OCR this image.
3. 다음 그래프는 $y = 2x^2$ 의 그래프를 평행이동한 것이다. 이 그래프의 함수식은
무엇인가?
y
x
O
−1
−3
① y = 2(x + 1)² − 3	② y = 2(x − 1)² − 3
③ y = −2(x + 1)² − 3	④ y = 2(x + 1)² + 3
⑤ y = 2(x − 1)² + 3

------------------------------------------------------------------------

--- SHORT EXERCISE ---
Please repeat all the records above exactly as they appear.

--- ANSWER TO THIS PROBLEM ---
OCR this image.
3. 다음 그래프는 $y = 2x^2$ 의 그래프를 평행이동한 것이다. 이 그래프의 함수식은
무엇인가?
y
x
O
−1
−3
① y = 2(x + 1)² − 3	② y = 2(x − 1)² − 3
③ y = −2(x + 1)² − 3	④ y = 2(x + 1)² + 3
⑤ y = 2(x − 1)² + 3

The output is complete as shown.